◆ **Problem to work on**: Report every line below that holds the word "محتوى".

## BEGIN Input for this task

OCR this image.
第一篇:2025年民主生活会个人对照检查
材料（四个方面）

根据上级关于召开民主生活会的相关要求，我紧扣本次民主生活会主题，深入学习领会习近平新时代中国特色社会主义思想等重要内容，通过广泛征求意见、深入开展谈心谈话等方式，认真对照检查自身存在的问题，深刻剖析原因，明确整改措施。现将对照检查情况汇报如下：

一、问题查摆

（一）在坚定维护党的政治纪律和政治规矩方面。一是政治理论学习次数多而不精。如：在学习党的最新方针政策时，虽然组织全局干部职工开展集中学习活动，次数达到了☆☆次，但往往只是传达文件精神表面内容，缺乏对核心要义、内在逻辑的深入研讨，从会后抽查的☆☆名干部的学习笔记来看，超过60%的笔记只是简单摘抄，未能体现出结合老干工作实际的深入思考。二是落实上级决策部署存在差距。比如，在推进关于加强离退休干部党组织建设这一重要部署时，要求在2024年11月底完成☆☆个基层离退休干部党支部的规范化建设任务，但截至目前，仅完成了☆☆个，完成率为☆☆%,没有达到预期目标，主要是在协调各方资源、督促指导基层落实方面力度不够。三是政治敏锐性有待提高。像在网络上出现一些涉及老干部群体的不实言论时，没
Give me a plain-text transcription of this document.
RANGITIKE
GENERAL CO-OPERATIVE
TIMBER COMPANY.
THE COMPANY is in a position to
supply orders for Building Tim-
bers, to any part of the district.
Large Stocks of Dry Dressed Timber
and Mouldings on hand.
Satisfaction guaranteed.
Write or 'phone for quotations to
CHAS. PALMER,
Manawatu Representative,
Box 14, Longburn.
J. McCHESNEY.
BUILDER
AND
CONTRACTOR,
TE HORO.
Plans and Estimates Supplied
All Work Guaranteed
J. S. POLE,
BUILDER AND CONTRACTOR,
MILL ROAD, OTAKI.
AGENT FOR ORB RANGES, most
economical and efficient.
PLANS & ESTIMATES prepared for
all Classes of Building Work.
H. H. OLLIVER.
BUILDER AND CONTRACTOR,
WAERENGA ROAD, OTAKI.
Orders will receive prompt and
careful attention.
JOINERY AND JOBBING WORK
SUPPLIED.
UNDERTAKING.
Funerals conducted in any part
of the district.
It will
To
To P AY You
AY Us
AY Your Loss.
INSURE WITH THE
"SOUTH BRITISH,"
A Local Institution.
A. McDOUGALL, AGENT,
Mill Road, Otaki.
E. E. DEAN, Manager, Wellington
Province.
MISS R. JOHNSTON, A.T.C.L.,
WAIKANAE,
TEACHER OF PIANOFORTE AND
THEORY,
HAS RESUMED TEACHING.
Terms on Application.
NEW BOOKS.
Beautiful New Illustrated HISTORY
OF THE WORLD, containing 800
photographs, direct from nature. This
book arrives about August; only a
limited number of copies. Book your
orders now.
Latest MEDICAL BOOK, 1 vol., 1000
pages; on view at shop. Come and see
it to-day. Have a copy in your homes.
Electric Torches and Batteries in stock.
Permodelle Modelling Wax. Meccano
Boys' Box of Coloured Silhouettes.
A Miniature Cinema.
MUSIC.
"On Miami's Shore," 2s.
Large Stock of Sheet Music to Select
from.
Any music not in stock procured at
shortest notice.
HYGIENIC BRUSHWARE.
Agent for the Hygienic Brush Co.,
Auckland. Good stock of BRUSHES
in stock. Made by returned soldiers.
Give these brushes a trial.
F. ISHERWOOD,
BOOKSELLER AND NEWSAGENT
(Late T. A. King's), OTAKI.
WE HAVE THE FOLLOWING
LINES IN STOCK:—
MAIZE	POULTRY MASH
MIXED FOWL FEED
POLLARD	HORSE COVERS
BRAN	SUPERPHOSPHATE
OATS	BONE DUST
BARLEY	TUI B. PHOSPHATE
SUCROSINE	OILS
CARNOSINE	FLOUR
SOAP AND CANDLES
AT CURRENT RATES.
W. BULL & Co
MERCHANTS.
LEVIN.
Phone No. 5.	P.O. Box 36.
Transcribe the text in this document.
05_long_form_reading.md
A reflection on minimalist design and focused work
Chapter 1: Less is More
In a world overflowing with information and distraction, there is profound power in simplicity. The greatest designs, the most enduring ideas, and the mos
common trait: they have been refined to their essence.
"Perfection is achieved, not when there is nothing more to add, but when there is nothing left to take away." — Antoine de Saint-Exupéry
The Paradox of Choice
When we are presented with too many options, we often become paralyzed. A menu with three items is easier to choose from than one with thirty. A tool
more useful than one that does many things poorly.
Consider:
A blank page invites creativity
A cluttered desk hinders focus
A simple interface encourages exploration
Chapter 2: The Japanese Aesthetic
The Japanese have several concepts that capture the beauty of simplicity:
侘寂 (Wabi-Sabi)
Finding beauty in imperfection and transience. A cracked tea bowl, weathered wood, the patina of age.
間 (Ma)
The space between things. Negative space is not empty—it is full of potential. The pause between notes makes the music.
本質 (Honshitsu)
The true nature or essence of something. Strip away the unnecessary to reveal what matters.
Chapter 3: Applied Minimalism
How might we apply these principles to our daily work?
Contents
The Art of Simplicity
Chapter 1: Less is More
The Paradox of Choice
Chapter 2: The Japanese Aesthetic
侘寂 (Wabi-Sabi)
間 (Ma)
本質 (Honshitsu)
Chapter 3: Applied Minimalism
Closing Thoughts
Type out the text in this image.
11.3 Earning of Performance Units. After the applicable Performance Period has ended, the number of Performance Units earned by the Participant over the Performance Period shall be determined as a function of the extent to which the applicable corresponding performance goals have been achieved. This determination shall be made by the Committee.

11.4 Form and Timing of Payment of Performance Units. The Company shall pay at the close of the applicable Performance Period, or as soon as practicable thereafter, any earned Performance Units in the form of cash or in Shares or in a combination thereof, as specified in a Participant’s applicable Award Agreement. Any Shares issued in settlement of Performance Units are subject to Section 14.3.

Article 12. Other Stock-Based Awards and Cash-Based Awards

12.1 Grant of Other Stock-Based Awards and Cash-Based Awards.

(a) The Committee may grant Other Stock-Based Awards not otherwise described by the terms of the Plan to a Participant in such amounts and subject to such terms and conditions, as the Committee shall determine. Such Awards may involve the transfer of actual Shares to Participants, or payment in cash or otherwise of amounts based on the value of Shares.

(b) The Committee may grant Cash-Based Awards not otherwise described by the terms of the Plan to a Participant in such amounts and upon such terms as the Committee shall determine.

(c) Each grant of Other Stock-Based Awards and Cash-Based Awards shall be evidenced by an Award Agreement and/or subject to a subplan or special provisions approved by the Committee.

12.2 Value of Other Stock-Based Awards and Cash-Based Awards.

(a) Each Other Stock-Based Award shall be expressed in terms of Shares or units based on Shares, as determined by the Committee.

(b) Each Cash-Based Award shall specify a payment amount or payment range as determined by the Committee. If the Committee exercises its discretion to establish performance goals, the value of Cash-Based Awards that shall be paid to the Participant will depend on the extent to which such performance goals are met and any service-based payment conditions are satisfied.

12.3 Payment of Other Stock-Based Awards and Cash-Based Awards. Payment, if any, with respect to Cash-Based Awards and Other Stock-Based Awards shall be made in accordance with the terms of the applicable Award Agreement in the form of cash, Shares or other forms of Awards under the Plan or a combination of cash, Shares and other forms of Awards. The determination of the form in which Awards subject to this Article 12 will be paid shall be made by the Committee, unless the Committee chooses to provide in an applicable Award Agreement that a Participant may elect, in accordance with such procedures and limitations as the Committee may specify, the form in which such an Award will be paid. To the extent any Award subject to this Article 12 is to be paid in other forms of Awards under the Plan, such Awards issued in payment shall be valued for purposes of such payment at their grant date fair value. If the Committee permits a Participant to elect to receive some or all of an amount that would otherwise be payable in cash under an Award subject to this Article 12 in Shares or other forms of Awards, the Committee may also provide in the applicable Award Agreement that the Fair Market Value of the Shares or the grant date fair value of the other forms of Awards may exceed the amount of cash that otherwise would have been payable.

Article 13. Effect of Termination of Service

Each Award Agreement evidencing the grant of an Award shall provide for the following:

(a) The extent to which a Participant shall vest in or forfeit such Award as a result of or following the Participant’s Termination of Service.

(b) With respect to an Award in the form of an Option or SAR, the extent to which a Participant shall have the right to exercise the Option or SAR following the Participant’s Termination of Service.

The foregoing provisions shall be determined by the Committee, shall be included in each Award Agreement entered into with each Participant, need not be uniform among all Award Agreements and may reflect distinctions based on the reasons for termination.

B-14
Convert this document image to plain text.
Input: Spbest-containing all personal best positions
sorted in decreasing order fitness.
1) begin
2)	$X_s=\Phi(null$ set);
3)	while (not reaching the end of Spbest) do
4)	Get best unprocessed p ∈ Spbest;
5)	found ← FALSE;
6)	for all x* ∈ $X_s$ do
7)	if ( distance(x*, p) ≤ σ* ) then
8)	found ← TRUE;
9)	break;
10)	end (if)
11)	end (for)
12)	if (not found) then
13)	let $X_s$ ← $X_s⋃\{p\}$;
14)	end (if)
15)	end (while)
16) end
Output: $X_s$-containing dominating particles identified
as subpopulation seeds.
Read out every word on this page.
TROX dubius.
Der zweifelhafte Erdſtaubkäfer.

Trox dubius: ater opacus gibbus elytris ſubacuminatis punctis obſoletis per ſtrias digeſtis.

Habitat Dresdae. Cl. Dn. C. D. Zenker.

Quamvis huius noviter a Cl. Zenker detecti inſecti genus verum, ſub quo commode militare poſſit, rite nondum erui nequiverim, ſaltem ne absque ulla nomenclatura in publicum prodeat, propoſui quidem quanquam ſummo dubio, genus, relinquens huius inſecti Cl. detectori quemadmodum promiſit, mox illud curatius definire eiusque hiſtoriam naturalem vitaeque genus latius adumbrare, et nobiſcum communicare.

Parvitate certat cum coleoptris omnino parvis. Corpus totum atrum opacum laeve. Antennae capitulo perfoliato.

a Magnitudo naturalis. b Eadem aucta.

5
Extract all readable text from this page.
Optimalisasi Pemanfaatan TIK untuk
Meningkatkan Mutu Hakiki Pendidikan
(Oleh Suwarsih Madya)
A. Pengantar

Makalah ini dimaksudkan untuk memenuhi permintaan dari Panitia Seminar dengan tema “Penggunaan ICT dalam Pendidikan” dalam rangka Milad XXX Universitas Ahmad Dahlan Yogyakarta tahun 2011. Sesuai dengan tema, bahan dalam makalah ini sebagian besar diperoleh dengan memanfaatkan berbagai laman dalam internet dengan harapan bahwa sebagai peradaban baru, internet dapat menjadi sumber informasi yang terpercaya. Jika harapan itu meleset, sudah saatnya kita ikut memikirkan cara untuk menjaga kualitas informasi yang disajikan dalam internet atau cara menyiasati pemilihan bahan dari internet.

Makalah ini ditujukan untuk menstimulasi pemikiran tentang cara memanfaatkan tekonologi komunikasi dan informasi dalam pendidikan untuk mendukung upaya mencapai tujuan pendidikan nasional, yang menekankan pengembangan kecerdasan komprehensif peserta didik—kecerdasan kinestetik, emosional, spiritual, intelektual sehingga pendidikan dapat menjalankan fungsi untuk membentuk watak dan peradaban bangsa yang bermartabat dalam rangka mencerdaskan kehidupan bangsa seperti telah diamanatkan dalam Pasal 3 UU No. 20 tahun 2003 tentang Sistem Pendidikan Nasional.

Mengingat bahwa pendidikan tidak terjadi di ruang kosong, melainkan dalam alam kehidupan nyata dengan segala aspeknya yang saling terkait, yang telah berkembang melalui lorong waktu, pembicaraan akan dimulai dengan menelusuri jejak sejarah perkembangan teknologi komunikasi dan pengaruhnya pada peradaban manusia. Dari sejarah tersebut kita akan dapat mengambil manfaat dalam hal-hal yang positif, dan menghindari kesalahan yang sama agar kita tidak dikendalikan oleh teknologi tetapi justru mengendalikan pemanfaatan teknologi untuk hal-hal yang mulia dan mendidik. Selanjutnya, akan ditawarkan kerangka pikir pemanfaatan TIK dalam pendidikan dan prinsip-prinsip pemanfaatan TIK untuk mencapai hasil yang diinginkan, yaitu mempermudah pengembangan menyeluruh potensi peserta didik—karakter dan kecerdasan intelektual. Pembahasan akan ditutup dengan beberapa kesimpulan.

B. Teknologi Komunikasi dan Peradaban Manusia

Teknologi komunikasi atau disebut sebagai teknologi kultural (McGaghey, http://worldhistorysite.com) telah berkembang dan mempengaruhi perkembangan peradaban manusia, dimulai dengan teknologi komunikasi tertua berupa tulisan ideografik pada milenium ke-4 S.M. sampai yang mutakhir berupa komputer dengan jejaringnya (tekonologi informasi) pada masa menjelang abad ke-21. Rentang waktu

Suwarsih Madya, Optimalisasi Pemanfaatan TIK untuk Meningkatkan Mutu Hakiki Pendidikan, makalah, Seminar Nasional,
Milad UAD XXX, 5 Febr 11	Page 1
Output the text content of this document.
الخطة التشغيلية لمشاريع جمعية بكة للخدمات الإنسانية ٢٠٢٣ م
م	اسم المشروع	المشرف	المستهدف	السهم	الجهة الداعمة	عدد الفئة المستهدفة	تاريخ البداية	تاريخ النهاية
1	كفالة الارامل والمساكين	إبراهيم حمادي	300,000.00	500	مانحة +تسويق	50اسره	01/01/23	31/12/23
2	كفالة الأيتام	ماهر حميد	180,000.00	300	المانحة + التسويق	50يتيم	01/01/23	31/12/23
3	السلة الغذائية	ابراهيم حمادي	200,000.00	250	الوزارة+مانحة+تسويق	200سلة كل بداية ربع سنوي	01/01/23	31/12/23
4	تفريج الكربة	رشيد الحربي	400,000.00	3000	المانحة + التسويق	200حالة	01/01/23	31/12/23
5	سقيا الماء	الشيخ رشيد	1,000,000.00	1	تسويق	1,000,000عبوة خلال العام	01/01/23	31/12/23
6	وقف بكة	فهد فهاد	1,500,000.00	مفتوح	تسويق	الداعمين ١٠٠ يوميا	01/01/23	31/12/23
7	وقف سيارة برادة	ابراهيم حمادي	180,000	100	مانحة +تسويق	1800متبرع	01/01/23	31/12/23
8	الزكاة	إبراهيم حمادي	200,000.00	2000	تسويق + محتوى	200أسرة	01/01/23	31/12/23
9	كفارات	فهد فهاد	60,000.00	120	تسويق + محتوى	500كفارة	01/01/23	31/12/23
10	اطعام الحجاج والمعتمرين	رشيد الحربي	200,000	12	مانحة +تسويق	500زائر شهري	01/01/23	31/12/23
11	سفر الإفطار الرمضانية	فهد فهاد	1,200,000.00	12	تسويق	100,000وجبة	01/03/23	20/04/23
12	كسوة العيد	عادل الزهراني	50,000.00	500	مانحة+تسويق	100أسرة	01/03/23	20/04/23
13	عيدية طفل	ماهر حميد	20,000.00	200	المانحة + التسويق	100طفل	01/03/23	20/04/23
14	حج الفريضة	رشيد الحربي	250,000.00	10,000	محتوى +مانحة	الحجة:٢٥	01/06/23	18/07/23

## END Input for this task

◆ **Correct answer**:
8	الزكاة	إبراهيم حمادي	200,000.00	2000	تسويق + محتوى	200أسرة	01/01/23	31/12/23
9	كفارات	فهد فهاد	60,000.00	120	تسويق + محتوى	500كفارة	01/01/23	31/12/23
14	حج الفريضة	رشيد الحربي	250,000.00	10,000	محتوى +مانحة	الحجة:٢٥	01/06/23	18/07/23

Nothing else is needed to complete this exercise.